§ Given exercise:
Each entry that follows is to be retyped exactly. Pictures do not belong in the copy.
***
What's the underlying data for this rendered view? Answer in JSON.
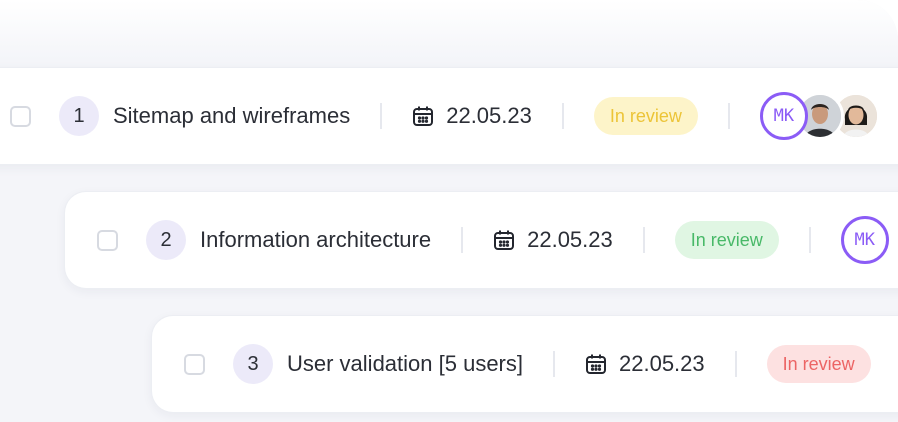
{
  "tasks": [
    {
      "number": "1",
      "title": "Sitemap and wireframes",
      "date": "22.05.23",
      "status": "In review",
      "status_color": "yellow",
      "avatars": {
        "initials": "MK"
      }
    },
    {
      "number": "2",
      "title": "Information architecture",
      "date": "22.05.23",
      "status": "In review",
      "status_color": "green",
      "avatars": {
        "initials": "MK"
      }
    },
    {
      "number": "3",
      "title": "User validation [5 users]",
      "date": "22.05.23",
      "status": "In review",
      "status_color": "red"
    }
  ],
  "colors": {
    "accent": "#8b5cf6",
    "yellow_badge": "#ecc437",
    "green_badge": "#48b968",
    "red_badge": "#ec6464"
  },
  "icons": {
    "date": "calendar-icon"
  }
}
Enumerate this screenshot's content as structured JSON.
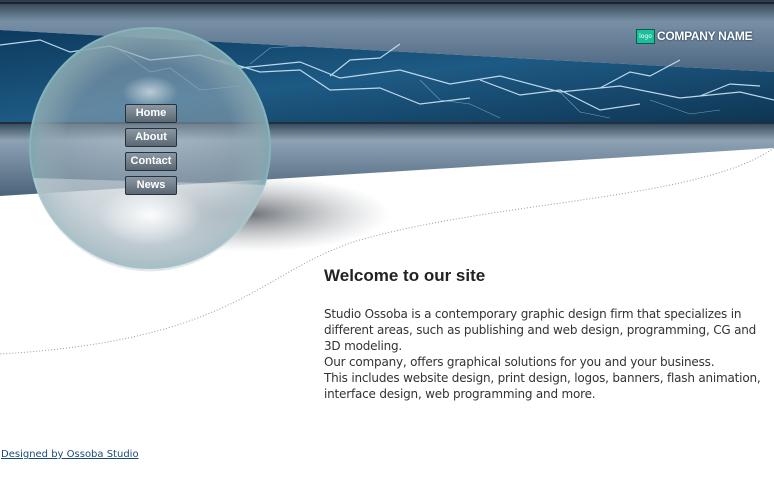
{
  "header": {
    "logo_text": "logo",
    "company_name": "COMPANY NAME"
  },
  "nav": {
    "items": [
      {
        "label": "Home"
      },
      {
        "label": "About"
      },
      {
        "label": "Contact"
      },
      {
        "label": "News"
      }
    ]
  },
  "main": {
    "title": "Welcome to our site",
    "paragraphs": [
      "Studio Ossoba is a contemporary graphic design firm that specializes in different areas, such as publishing and web design, programming, CG and 3D modeling.",
      "Our company, offers graphical solutions for you and your business.",
      "This includes website design, print design, logos, banners, flash animation, interface design, web programming and more."
    ]
  },
  "footer": {
    "credit": "Designed by Ossoba Studio"
  },
  "colors": {
    "banner_dark": "#1f4563",
    "steel": "#5e7991",
    "lightning": "#cfe6f8",
    "logo_green": "#1bbf9a"
  },
  "icons": {
    "sphere": "glass-sphere-icon",
    "lightning": "lightning-icon"
  }
}
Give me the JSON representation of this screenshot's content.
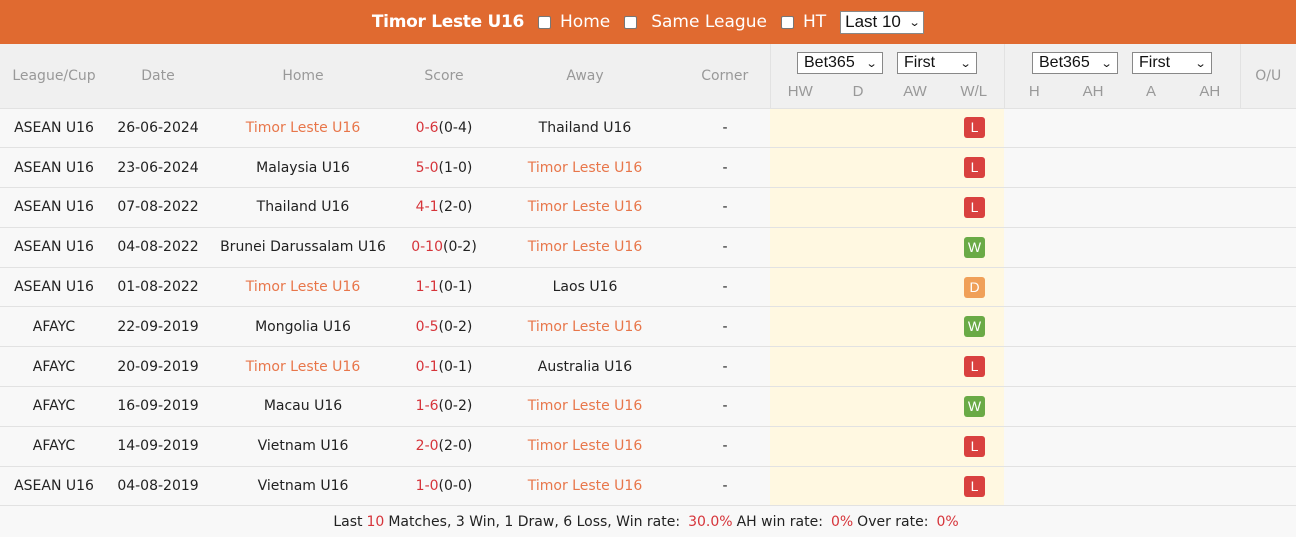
***
§ Solution:
What's the underlying data for this rendered view? Answer in JSON.
{
  "tasks": [
    {
      "number": "1",
      "title": "Sitemap and wireframes",
      "date": "22.05.23",
      "status": "In review",
      "status_color": "yellow",
      "avatars": {
        "initials": "MK"
      }
    },
    {
      "number": "2",
      "title": "Information architecture",
      "date": "22.05.23",
      "status": "In review",
      "status_color": "green",
      "avatars": {
        "initials": "MK"
      }
    },
    {
      "number": "3",
      "title": "User validation [5 users]",
      "date": "22.05.23",
      "status": "In review",
      "status_color": "red"
    }
  ],
  "colors": {
    "accent": "#8b5cf6",
    "yellow_badge": "#ecc437",
    "green_badge": "#48b968",
    "red_badge": "#ec6464"
  },
  "icons": {
    "date": "calendar-icon"
  }
}
Enumerate this screenshot's content as structured JSON.
{
  "header": {
    "logo_text": "logo",
    "company_name": "COMPANY NAME"
  },
  "nav": {
    "items": [
      {
        "label": "Home"
      },
      {
        "label": "About"
      },
      {
        "label": "Contact"
      },
      {
        "label": "News"
      }
    ]
  },
  "main": {
    "title": "Welcome to our site",
    "paragraphs": [
      "Studio Ossoba is a contemporary graphic design firm that specializes in different areas, such as publishing and web design, programming, CG and 3D modeling.",
      "Our company, offers graphical solutions for you and your business.",
      "This includes website design, print design, logos, banners, flash animation, interface design, web programming and more."
    ]
  },
  "footer": {
    "credit": "Designed by Ossoba Studio"
  },
  "colors": {
    "banner_dark": "#1f4563",
    "steel": "#5e7991",
    "lightning": "#cfe6f8",
    "logo_green": "#1bbf9a"
  },
  "icons": {
    "sphere": "glass-sphere-icon",
    "lightning": "lightning-icon"
  }
}
Give me the JSON representation of this screenshot's content.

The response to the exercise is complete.